- **Short exercise**
Where a line contains the string "Import", copy that line.
◇ ◇ ◇ ◇
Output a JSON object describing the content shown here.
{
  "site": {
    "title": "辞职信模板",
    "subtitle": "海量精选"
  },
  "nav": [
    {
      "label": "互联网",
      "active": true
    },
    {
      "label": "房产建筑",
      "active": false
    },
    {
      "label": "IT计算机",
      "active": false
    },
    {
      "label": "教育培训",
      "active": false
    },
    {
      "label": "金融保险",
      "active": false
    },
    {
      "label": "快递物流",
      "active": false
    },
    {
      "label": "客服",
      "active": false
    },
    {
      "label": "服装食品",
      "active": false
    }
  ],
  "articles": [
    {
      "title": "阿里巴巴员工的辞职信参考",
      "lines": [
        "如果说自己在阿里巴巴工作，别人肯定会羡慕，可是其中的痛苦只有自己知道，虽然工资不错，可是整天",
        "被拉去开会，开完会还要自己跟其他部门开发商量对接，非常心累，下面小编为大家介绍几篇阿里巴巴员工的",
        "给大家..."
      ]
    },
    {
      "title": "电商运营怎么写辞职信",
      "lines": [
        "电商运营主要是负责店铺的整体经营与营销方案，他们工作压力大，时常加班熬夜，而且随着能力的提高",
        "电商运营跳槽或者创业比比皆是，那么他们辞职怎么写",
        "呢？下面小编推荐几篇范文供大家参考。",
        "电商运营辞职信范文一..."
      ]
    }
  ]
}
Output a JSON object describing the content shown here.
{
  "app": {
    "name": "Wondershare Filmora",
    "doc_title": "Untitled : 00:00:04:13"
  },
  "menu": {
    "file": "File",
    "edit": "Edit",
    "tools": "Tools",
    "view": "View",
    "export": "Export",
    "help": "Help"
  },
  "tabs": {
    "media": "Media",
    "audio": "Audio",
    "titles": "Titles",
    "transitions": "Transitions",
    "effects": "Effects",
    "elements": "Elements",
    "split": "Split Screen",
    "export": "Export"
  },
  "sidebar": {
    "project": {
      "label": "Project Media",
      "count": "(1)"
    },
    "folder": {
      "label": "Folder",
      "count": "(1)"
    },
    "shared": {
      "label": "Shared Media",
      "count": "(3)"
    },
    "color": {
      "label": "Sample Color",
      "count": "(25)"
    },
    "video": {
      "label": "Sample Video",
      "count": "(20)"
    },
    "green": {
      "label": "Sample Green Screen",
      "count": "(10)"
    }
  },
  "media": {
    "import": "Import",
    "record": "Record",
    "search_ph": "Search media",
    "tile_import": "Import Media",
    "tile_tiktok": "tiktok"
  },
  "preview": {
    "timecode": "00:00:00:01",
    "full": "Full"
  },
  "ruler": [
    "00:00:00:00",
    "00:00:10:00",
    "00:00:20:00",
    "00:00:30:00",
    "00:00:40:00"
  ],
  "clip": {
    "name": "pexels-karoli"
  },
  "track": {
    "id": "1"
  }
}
◇ ◇ ◇ ◇
- **Solved exercise**
    "import": "Import",
    "tile_import": "Import Media",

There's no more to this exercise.